Task requirements
In the material below, identify each line bearing the word "arrow". Reproduce those lines.

Part of a data file:
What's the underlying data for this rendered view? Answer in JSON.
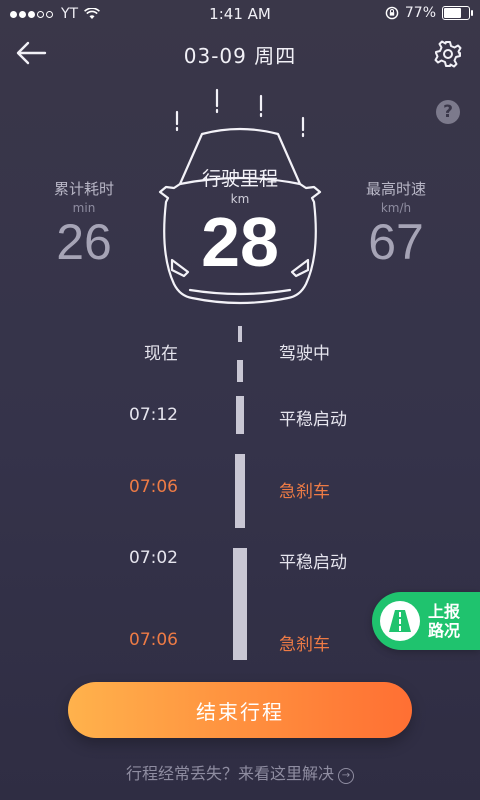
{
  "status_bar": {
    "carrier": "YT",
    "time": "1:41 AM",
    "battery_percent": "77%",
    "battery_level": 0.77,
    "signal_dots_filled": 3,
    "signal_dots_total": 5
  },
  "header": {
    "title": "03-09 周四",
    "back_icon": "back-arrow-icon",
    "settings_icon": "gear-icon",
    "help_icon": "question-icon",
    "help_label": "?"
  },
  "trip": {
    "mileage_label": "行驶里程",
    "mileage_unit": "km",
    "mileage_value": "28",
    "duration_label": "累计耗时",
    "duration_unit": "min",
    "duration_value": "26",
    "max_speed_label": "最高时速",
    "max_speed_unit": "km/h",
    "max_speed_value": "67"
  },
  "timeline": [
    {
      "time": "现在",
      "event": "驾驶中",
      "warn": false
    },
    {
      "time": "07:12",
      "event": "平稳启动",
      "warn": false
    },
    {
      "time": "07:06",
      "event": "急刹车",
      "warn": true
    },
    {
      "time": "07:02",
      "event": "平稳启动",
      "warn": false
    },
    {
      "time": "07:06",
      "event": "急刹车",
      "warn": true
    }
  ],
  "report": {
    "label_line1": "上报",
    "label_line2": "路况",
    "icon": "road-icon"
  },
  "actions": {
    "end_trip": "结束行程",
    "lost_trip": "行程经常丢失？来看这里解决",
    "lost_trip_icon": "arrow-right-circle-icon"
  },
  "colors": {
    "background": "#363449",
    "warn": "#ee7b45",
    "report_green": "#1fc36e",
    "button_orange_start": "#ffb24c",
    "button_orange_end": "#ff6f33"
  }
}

Reply to the exercise
    "back_icon": "back-arrow-icon",
    "lost_trip_icon": "arrow-right-circle-icon"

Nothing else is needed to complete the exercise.